■ WORK TO COMPLETE
Your task is to transcribe the data in full.

■ Stored entries
_ _ _ _ _ _ _

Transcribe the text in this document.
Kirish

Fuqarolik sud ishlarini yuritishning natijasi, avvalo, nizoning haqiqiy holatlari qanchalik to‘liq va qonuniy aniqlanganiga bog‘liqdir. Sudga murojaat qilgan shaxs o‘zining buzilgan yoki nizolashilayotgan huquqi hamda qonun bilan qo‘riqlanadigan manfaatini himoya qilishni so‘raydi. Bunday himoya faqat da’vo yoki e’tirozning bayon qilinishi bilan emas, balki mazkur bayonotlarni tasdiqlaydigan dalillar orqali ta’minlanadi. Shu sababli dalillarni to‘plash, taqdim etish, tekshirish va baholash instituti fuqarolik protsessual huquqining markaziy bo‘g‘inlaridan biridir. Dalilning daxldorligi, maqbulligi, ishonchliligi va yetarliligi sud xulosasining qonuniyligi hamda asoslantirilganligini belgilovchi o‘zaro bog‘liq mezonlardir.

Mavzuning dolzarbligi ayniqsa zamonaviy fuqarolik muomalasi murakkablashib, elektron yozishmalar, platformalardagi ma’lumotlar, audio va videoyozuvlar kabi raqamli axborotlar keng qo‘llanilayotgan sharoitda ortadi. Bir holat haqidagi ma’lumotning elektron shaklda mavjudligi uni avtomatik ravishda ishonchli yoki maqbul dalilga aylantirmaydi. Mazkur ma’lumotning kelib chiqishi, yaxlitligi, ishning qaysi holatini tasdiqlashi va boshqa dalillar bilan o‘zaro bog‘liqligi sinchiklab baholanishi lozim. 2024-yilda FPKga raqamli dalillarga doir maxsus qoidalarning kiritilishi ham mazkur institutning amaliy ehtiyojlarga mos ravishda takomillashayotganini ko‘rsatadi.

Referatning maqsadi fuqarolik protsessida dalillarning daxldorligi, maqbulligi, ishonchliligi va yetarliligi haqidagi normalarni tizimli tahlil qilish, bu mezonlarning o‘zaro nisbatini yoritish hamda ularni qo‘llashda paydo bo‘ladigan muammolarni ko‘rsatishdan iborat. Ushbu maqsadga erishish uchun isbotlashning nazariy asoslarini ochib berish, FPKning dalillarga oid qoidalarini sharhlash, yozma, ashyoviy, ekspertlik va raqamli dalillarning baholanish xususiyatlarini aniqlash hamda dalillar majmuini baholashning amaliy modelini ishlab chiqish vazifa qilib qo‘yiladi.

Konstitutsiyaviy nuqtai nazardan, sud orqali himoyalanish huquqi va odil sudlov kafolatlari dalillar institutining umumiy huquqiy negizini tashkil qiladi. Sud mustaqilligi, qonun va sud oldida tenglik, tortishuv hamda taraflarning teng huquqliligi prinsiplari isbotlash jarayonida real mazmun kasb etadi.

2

_ _ _ _ _ _ _

■ OUTPUT BELOW
Transcribe the text in this document.
Kirish

Fuqarolik sud ishlarini yuritishning natijasi, avvalo, nizoning haqiqiy holatlari qanchalik to‘liq va qonuniy aniqlanganiga bog‘liqdir. Sudga murojaat qilgan shaxs o‘zining buzilgan yoki nizolashilayotgan huquqi hamda qonun bilan qo‘riqlanadigan manfaatini himoya qilishni so‘raydi. Bunday himoya faqat da’vo yoki e’tirozning bayon qilinishi bilan emas, balki mazkur bayonotlarni tasdiqlaydigan dalillar orqali ta’minlanadi. Shu sababli dalillarni to‘plash, taqdim etish, tekshirish va baholash instituti fuqarolik protsessual huquqining markaziy bo‘g‘inlaridan biridir. Dalilning daxldorligi, maqbulligi, ishonchliligi va yetarliligi sud xulosasining qonuniyligi hamda asoslantirilganligini belgilovchi o‘zaro bog‘liq mezonlardir.

Mavzuning dolzarbligi ayniqsa zamonaviy fuqarolik muomalasi murakkablashib, elektron yozishmalar, platformalardagi ma’lumotlar, audio va videoyozuvlar kabi raqamli axborotlar keng qo‘llanilayotgan sharoitda ortadi. Bir holat haqidagi ma’lumotning elektron shaklda mavjudligi uni avtomatik ravishda ishonchli yoki maqbul dalilga aylantirmaydi. Mazkur ma’lumotning kelib chiqishi, yaxlitligi, ishning qaysi holatini tasdiqlashi va boshqa dalillar bilan o‘zaro bog‘liqligi sinchiklab baholanishi lozim. 2024-yilda FPKga raqamli dalillarga doir maxsus qoidalarning kiritilishi ham mazkur institutning amaliy ehtiyojlarga mos ravishda takomillashayotganini ko‘rsatadi.

Referatning maqsadi fuqarolik protsessida dalillarning daxldorligi, maqbulligi, ishonchliligi va yetarliligi haqidagi normalarni tizimli tahlil qilish, bu mezonlarning o‘zaro nisbatini yoritish hamda ularni qo‘llashda paydo bo‘ladigan muammolarni ko‘rsatishdan iborat. Ushbu maqsadga erishish uchun isbotlashning nazariy asoslarini ochib berish, FPKning dalillarga oid qoidalarini sharhlash, yozma, ashyoviy, ekspertlik va raqamli dalillarning baholanish xususiyatlarini aniqlash hamda dalillar majmuini baholashning amaliy modelini ishlab chiqish vazifa qilib qo‘yiladi.

Konstitutsiyaviy nuqtai nazardan, sud orqali himoyalanish huquqi va odil sudlov kafolatlari dalillar institutining umumiy huquqiy negizini tashkil qiladi. Sud mustaqilligi, qonun va sud oldida tenglik, tortishuv hamda taraflarning teng huquqliligi prinsiplari isbotlash jarayonida real mazmun kasb etadi.

2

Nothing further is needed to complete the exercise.